Provide a single number: the count of lines containing the string "text".
*****
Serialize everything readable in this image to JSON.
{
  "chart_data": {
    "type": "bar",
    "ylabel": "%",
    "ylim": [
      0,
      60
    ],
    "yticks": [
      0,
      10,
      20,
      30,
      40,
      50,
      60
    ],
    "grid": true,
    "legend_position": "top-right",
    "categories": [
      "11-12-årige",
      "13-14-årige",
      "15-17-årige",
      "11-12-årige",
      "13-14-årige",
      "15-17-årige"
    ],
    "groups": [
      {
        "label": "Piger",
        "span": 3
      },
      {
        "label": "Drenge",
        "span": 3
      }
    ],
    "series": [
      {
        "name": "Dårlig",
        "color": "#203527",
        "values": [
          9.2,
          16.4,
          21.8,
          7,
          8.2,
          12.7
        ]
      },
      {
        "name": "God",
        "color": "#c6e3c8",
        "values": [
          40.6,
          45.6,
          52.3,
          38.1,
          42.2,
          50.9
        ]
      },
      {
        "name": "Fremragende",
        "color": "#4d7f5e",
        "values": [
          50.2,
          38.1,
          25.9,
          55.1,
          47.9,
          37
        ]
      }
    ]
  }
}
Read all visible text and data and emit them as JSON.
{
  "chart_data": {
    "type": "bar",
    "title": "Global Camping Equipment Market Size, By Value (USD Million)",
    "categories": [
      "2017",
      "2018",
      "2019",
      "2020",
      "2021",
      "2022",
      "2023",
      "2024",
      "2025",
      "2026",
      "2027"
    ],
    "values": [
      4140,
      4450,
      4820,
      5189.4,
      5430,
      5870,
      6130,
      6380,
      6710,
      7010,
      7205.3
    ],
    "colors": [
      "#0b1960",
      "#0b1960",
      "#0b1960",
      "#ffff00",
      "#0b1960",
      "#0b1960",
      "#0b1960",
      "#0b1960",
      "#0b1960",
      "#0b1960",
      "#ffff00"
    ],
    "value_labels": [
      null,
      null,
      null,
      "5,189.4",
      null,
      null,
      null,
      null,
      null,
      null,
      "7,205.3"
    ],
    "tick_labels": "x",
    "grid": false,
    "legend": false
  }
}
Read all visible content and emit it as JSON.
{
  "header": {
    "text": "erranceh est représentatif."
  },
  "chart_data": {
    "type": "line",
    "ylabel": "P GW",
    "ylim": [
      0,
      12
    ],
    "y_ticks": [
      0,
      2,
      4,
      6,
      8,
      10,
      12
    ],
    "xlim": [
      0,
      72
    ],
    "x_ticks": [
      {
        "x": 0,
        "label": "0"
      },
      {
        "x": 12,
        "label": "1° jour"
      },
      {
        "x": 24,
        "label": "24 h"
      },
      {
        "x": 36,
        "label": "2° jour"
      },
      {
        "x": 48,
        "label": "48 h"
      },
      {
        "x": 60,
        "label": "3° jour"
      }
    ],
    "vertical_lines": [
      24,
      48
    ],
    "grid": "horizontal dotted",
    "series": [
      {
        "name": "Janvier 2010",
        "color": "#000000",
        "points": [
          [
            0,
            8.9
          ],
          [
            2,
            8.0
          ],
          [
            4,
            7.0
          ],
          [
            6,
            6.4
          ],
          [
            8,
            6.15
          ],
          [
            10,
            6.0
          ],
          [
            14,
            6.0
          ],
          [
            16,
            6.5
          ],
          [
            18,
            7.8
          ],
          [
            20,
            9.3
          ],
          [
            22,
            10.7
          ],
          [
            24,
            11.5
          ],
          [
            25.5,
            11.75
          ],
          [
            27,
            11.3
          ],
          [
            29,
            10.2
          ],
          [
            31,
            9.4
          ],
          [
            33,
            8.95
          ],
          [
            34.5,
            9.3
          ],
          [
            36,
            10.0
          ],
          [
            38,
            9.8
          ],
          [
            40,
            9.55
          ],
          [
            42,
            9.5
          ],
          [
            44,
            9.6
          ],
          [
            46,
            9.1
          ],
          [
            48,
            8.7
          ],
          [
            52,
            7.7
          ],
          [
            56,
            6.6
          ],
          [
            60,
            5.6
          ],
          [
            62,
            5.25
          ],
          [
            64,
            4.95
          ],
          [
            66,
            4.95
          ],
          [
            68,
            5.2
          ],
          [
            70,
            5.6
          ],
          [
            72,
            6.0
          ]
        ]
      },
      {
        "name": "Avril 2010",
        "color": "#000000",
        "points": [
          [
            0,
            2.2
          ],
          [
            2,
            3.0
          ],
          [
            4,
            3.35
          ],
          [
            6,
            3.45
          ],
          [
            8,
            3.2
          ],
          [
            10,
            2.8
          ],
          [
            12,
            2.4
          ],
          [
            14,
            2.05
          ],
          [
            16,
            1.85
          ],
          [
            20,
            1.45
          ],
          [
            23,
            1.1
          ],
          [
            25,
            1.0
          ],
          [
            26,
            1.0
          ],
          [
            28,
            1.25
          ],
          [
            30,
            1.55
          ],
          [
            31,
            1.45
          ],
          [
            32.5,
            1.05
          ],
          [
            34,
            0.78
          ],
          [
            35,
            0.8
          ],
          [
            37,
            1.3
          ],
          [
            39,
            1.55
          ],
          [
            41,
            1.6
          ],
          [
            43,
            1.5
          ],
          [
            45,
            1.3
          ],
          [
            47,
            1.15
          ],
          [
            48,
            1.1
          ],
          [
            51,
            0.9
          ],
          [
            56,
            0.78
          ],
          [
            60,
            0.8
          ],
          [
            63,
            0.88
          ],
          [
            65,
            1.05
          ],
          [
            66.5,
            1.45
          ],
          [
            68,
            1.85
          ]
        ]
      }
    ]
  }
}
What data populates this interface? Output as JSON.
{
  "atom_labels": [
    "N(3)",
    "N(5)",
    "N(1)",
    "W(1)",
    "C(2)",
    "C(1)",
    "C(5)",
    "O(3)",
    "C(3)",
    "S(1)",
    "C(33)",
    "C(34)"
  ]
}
*****
__EXERCISE RESPONSE__
2